— BEGIN DATA TO PROCESS —

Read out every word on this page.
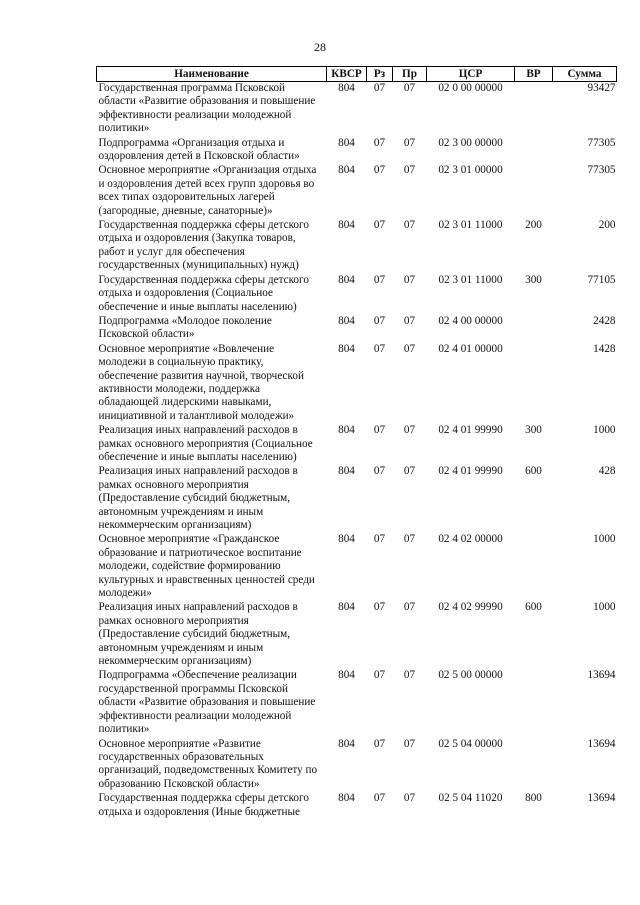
28
Наименование	КВСР	Рз	Пр	ЦСР	ВР	Сумма
Государственная программа Псковской области «Развитие образования и повышение эффективности реализации молодежной политики»	804	07	07	02 0 00 00000		93427
Подпрограмма «Организация отдыха и оздоровления детей в Псковской области»	804	07	07	02 3 00 00000		77305
Основное мероприятие «Организация отдыха и оздоровления детей всех групп здоровья во всех типах оздоровительных лагерей (загородные, дневные, санаторные)»	804	07	07	02 3 01 00000		77305
Государственная поддержка сферы детского отдыха и оздоровления (Закупка товаров, работ и услуг для обеспечения государственных (муниципальных) нужд)	804	07	07	02 3 01 11000	200	200
Государственная поддержка сферы детского отдыха и оздоровления (Социальное обеспечение и иные выплаты населению)	804	07	07	02 3 01 11000	300	77105
Подпрограмма «Молодое поколение Псковской области»	804	07	07	02 4 00 00000		2428
Основное мероприятие «Вовлечение молодежи в социальную практику, обеспечение развития научной, творческой активности молодежи, поддержка обладающей лидерскими навыками, инициативной и талантливой молодежи»	804	07	07	02 4 01 00000		1428
Реализация иных направлений расходов в рамках основного мероприятия (Социальное обеспечение и иные выплаты населению)	804	07	07	02 4 01 99990	300	1000
Реализация иных направлений расходов в рамках основного мероприятия (Предоставление субсидий бюджетным, автономным учреждениям и иным некоммерческим организациям)	804	07	07	02 4 01 99990	600	428
Основное мероприятие «Гражданское образование и патриотическое воспитание молодежи, содействие формированию культурных и нравственных ценностей среди молодежи»	804	07	07	02 4 02 00000		1000
Реализация иных направлений расходов в рамках основного мероприятия (Предоставление субсидий бюджетным, автономным учреждениям и иным некоммерческим организациям)	804	07	07	02 4 02 99990	600	1000
Подпрограмма «Обеспечение реализации государственной программы Псковской области «Развитие образования и повышение эффективности реализации молодежной политики»	804	07	07	02 5 00 00000		13694
Основное мероприятие «Развитие государственных образовательных организаций, подведомственных Комитету по образованию Псковской области»	804	07	07	02 5 04 00000		13694
Государственная поддержка сферы детского отдыха и оздоровления (Иные бюджетные	804	07	07	02 5 04 11020	800	13694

— END DATA TO PROCESS —

WHAT TO DO: Give the number of lines that hold the word "политики" in these records, with nothing added.

OUTPUT FOR THIS TASK: 2